Data for the task:

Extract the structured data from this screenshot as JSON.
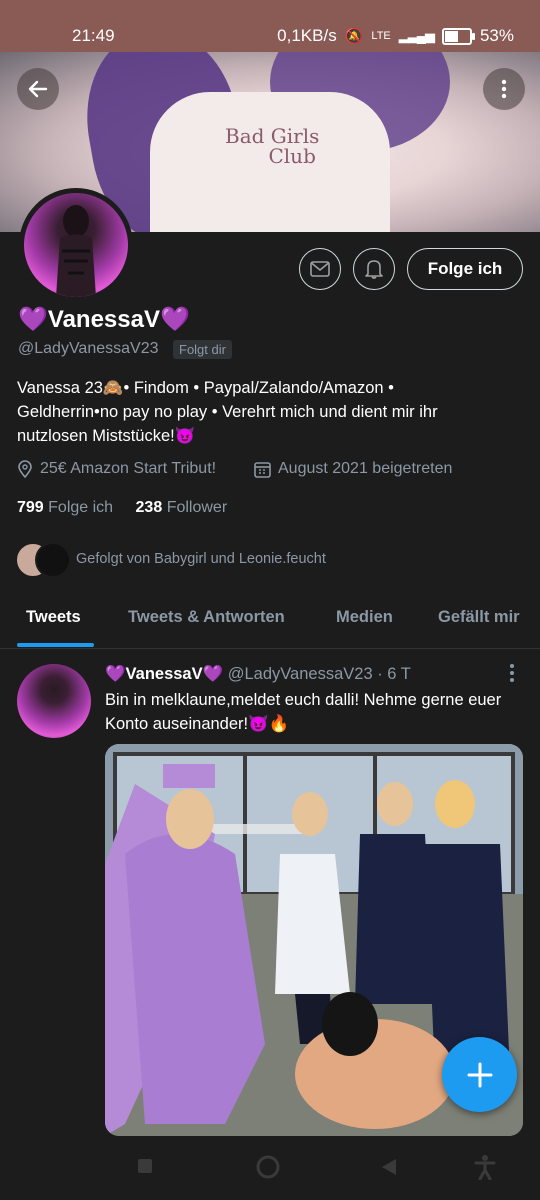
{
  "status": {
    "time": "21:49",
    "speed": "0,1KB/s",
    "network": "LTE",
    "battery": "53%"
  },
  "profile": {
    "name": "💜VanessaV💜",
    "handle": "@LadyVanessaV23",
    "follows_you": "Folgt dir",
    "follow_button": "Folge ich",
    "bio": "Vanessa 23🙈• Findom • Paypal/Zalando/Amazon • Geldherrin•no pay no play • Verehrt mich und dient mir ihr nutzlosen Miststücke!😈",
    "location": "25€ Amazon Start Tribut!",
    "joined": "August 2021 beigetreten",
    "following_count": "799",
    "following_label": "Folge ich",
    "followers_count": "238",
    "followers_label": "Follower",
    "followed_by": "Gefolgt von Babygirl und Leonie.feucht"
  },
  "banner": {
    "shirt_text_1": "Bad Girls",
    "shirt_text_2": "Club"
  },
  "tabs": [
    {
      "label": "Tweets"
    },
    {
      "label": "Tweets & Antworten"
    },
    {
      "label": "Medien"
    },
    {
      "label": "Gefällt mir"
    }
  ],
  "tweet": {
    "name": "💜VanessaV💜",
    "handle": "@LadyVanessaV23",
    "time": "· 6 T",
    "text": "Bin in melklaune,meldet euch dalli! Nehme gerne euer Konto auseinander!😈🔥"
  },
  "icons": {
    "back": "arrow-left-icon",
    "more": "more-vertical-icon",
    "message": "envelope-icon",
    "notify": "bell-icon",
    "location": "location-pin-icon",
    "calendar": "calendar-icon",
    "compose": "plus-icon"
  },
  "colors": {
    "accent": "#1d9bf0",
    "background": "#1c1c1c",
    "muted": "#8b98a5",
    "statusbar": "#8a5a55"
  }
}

Exercise description: Send back the data above word for word, with the pictures left out.

Answer to this exercise:
Extract the structured data from this screenshot as JSON.
{
  "status": {
    "time": "21:49",
    "speed": "0,1KB/s",
    "network": "LTE",
    "battery": "53%"
  },
  "profile": {
    "name": "💜VanessaV💜",
    "handle": "@LadyVanessaV23",
    "follows_you": "Folgt dir",
    "follow_button": "Folge ich",
    "bio": "Vanessa 23🙈• Findom • Paypal/Zalando/Amazon • Geldherrin•no pay no play • Verehrt mich und dient mir ihr nutzlosen Miststücke!😈",
    "location": "25€ Amazon Start Tribut!",
    "joined": "August 2021 beigetreten",
    "following_count": "799",
    "following_label": "Folge ich",
    "followers_count": "238",
    "followers_label": "Follower",
    "followed_by": "Gefolgt von Babygirl und Leonie.feucht"
  },
  "banner": {
    "shirt_text_1": "Bad Girls",
    "shirt_text_2": "Club"
  },
  "tabs": [
    {
      "label": "Tweets"
    },
    {
      "label": "Tweets & Antworten"
    },
    {
      "label": "Medien"
    },
    {
      "label": "Gefällt mir"
    }
  ],
  "tweet": {
    "name": "💜VanessaV💜",
    "handle": "@LadyVanessaV23",
    "time": "· 6 T",
    "text": "Bin in melklaune,meldet euch dalli! Nehme gerne euer Konto auseinander!😈🔥"
  },
  "icons": {
    "back": "arrow-left-icon",
    "more": "more-vertical-icon",
    "message": "envelope-icon",
    "notify": "bell-icon",
    "location": "location-pin-icon",
    "calendar": "calendar-icon",
    "compose": "plus-icon"
  },
  "colors": {
    "accent": "#1d9bf0",
    "background": "#1c1c1c",
    "muted": "#8b98a5",
    "statusbar": "#8a5a55"
  }
}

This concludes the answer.